### Objective
Leave out the pictures and repeat everything else in the records exactly.

-- begin Given data --

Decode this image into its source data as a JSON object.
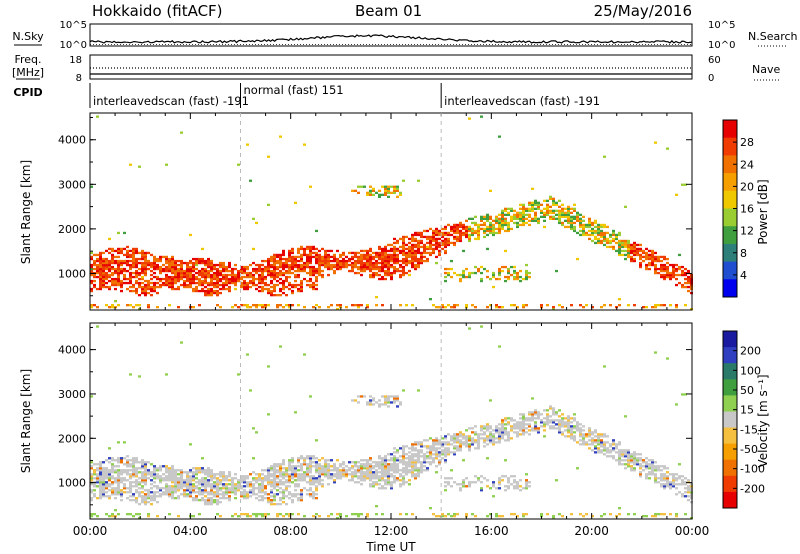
{
  "header": {
    "station": "Hokkaido (fitACF)",
    "beam": "Beam 01",
    "date": "25/May/2016"
  },
  "noise_panel": {
    "left_label": "N.Sky",
    "right_label": "N.Search",
    "left_ticks": [
      "10^5",
      "10^0"
    ],
    "right_ticks": [
      "10^5",
      "10^0"
    ]
  },
  "freq_panel": {
    "left_label_line1": "Freq.",
    "left_label_line2": "[MHz]",
    "right_label": "Nave",
    "left_ticks": [
      "18",
      "8"
    ],
    "right_ticks": [
      "60",
      "0"
    ]
  },
  "cpid_panel": {
    "label": "CPID",
    "segments": [
      {
        "start_hour": 0,
        "end_hour": 6,
        "text": "interleavedscan (fast) -191"
      },
      {
        "start_hour": 6,
        "end_hour": 14,
        "text": "normal (fast) 151"
      },
      {
        "start_hour": 14,
        "end_hour": 24,
        "text": "interleavedscan (fast) -191"
      }
    ]
  },
  "chart_data": [
    {
      "type": "heatmap",
      "title": "",
      "xlabel": "",
      "ylabel": "Slant Range [km]",
      "ylim": [
        180,
        4600
      ],
      "yticks": [
        "1000",
        "2000",
        "3000",
        "4000"
      ],
      "colorbar": {
        "label": "Power [dB]",
        "ticks": [
          "4",
          "8",
          "12",
          "16",
          "20",
          "24",
          "28"
        ],
        "range": [
          0,
          30
        ],
        "colors": [
          "#0000ee",
          "#1f4fd0",
          "#2d7f7a",
          "#3f9f3f",
          "#9acd32",
          "#f0c800",
          "#f5a000",
          "#f07000",
          "#f03c00",
          "#e60000"
        ]
      },
      "bands": [
        {
          "description": "main echo band",
          "hour_start": 0,
          "hour_end": 13.5,
          "range_km": [
            600,
            1500
          ],
          "level": "high"
        },
        {
          "description": "rising arc",
          "hour_start": 13.5,
          "hour_end": 18,
          "range_km": [
            1500,
            2400
          ],
          "level": "medium-high"
        },
        {
          "description": "descending arc",
          "hour_start": 18,
          "hour_end": 24,
          "range_km": [
            700,
            2300
          ],
          "level": "medium-high"
        }
      ]
    },
    {
      "type": "heatmap",
      "title": "",
      "xlabel": "Time UT",
      "ylabel": "Slant Range [km]",
      "ylim": [
        180,
        4600
      ],
      "yticks": [
        "1000",
        "2000",
        "3000",
        "4000"
      ],
      "xticks": [
        "00:00",
        "04:00",
        "08:00",
        "12:00",
        "16:00",
        "20:00",
        "00:00"
      ],
      "colorbar": {
        "label": "Velocity [m s⁻¹]",
        "ticks": [
          "200",
          "100",
          "50",
          "15",
          "-15",
          "-50",
          "-100",
          "-200"
        ],
        "colors": [
          "#1a1aa0",
          "#2f3fbf",
          "#2a7a6a",
          "#3f9f3f",
          "#8fd050",
          "#c8c8c8",
          "#f5c040",
          "#f5a000",
          "#f07000",
          "#f03c00",
          "#e60000"
        ]
      }
    }
  ]
}
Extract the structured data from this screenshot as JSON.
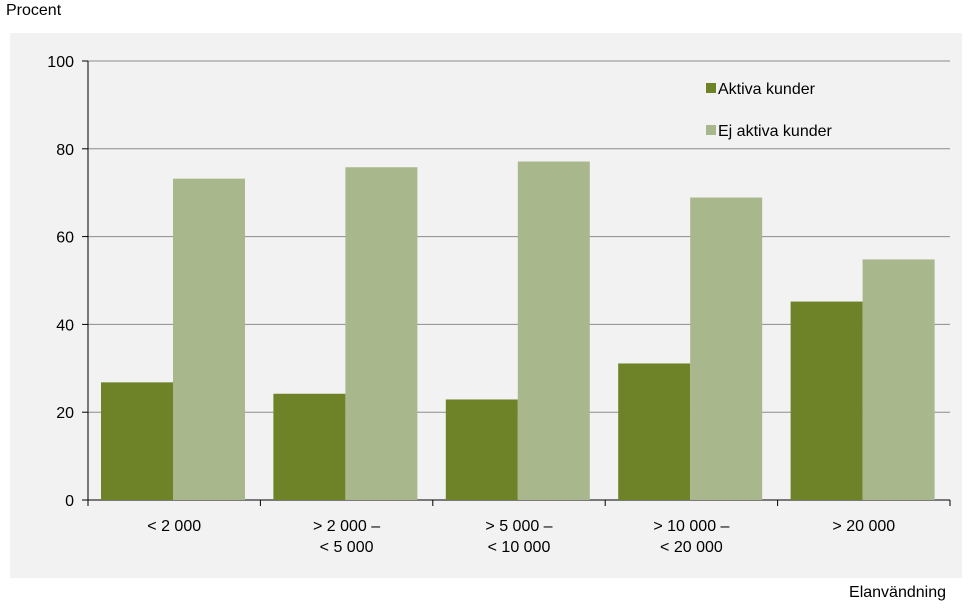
{
  "chart_data": {
    "type": "bar",
    "ylabel": "Procent",
    "xlabel": "Elanvändning",
    "ylim": [
      0,
      100
    ],
    "yticks": [
      0,
      20,
      40,
      60,
      80,
      100
    ],
    "grid": true,
    "legend_position": "top-right",
    "categories": [
      [
        "< 2 000"
      ],
      [
        "> 2 000 –",
        "< 5 000"
      ],
      [
        "> 5 000 –",
        "< 10 000"
      ],
      [
        "> 10 000 –",
        "< 20 000"
      ],
      [
        "> 20 000"
      ]
    ],
    "series": [
      {
        "name": "Aktiva kunder",
        "color": "#6e8228",
        "values": [
          26.8,
          24.2,
          22.9,
          31.1,
          45.2
        ]
      },
      {
        "name": "Ej aktiva kunder",
        "color": "#a8b78c",
        "values": [
          73.2,
          75.8,
          77.1,
          68.9,
          54.8
        ]
      }
    ]
  }
}
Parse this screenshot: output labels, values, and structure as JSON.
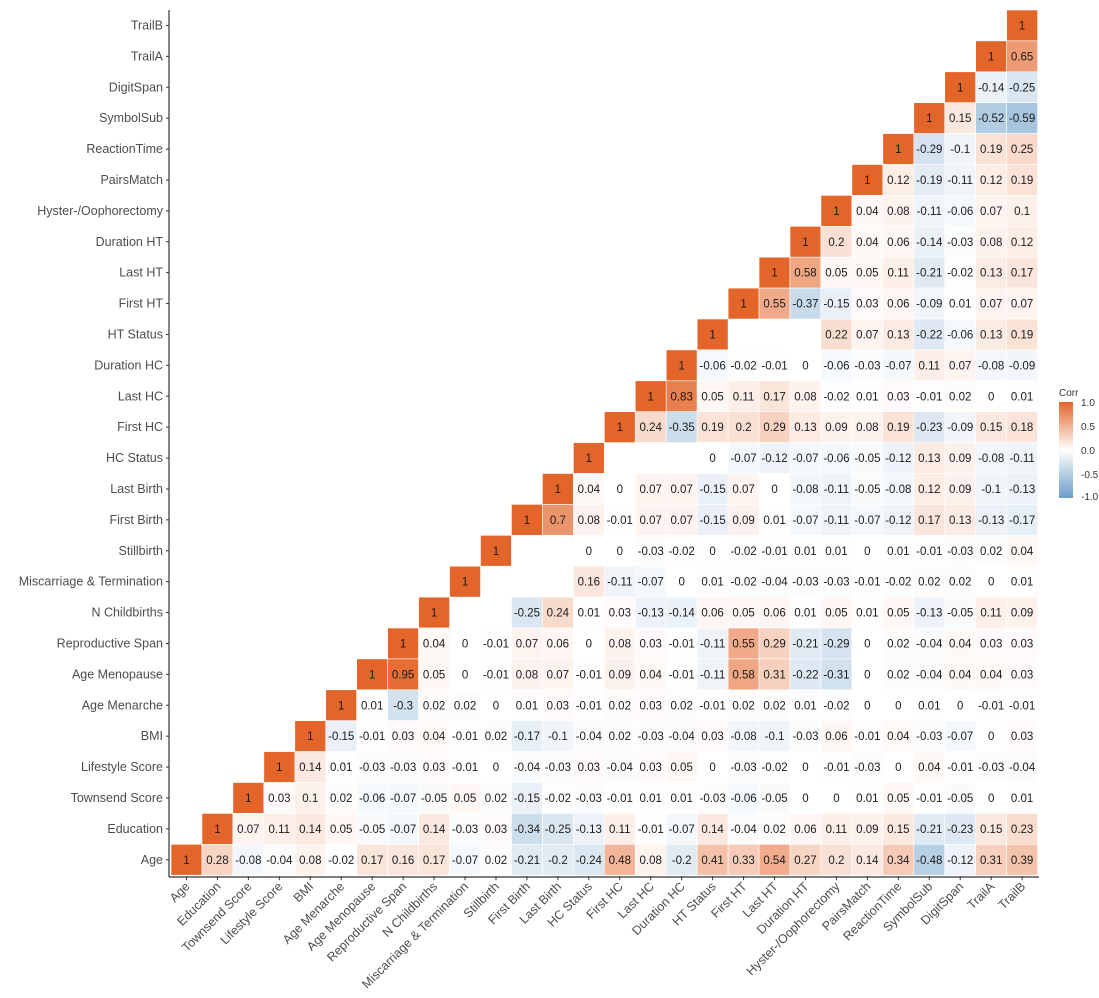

-- end Given data --

### Answer for the task
Decode this image into its source data as a JSON object.
{
  "header": {
    "station": "Hokkaido (fitACF)",
    "beam": "Beam 01",
    "date": "25/May/2016"
  },
  "noise_panel": {
    "left_label": "N.Sky",
    "right_label": "N.Search",
    "left_ticks": [
      "10^5",
      "10^0"
    ],
    "right_ticks": [
      "10^5",
      "10^0"
    ]
  },
  "freq_panel": {
    "left_label_line1": "Freq.",
    "left_label_line2": "[MHz]",
    "right_label": "Nave",
    "left_ticks": [
      "18",
      "8"
    ],
    "right_ticks": [
      "60",
      "0"
    ]
  },
  "cpid_panel": {
    "label": "CPID",
    "segments": [
      {
        "start_hour": 0,
        "end_hour": 6,
        "text": "interleavedscan (fast) -191"
      },
      {
        "start_hour": 6,
        "end_hour": 14,
        "text": "normal (fast) 151"
      },
      {
        "start_hour": 14,
        "end_hour": 24,
        "text": "interleavedscan (fast) -191"
      }
    ]
  },
  "chart_data": [
    {
      "type": "heatmap",
      "title": "",
      "xlabel": "",
      "ylabel": "Slant Range [km]",
      "ylim": [
        180,
        4600
      ],
      "yticks": [
        "1000",
        "2000",
        "3000",
        "4000"
      ],
      "colorbar": {
        "label": "Power [dB]",
        "ticks": [
          "4",
          "8",
          "12",
          "16",
          "20",
          "24",
          "28"
        ],
        "range": [
          0,
          30
        ],
        "colors": [
          "#0000ee",
          "#1f4fd0",
          "#2d7f7a",
          "#3f9f3f",
          "#9acd32",
          "#f0c800",
          "#f5a000",
          "#f07000",
          "#f03c00",
          "#e60000"
        ]
      },
      "bands": [
        {
          "description": "main echo band",
          "hour_start": 0,
          "hour_end": 13.5,
          "range_km": [
            600,
            1500
          ],
          "level": "high"
        },
        {
          "description": "rising arc",
          "hour_start": 13.5,
          "hour_end": 18,
          "range_km": [
            1500,
            2400
          ],
          "level": "medium-high"
        },
        {
          "description": "descending arc",
          "hour_start": 18,
          "hour_end": 24,
          "range_km": [
            700,
            2300
          ],
          "level": "medium-high"
        }
      ]
    },
    {
      "type": "heatmap",
      "title": "",
      "xlabel": "Time UT",
      "ylabel": "Slant Range [km]",
      "ylim": [
        180,
        4600
      ],
      "yticks": [
        "1000",
        "2000",
        "3000",
        "4000"
      ],
      "xticks": [
        "00:00",
        "04:00",
        "08:00",
        "12:00",
        "16:00",
        "20:00",
        "00:00"
      ],
      "colorbar": {
        "label": "Velocity [m s⁻¹]",
        "ticks": [
          "200",
          "100",
          "50",
          "15",
          "-15",
          "-50",
          "-100",
          "-200"
        ],
        "colors": [
          "#1a1aa0",
          "#2f3fbf",
          "#2a7a6a",
          "#3f9f3f",
          "#8fd050",
          "#c8c8c8",
          "#f5c040",
          "#f5a000",
          "#f07000",
          "#f03c00",
          "#e60000"
        ]
      }
    }
  ]
}
Extract the structured data from this screenshot as JSON.
{
  "chart_data": {
    "type": "bar",
    "ylabel": "Procent",
    "xlabel": "Elanvändning",
    "ylim": [
      0,
      100
    ],
    "yticks": [
      0,
      20,
      40,
      60,
      80,
      100
    ],
    "grid": true,
    "legend_position": "top-right",
    "categories": [
      [
        "< 2 000"
      ],
      [
        "> 2 000 –",
        "< 5 000"
      ],
      [
        "> 5 000 –",
        "< 10 000"
      ],
      [
        "> 10 000 –",
        "< 20 000"
      ],
      [
        "> 20 000"
      ]
    ],
    "series": [
      {
        "name": "Aktiva kunder",
        "color": "#6e8228",
        "values": [
          26.8,
          24.2,
          22.9,
          31.1,
          45.2
        ]
      },
      {
        "name": "Ej aktiva kunder",
        "color": "#a8b78c",
        "values": [
          73.2,
          75.8,
          77.1,
          68.9,
          54.8
        ]
      }
    ]
  }
}
Parse this screenshot: output labels, values, and structure as JSON.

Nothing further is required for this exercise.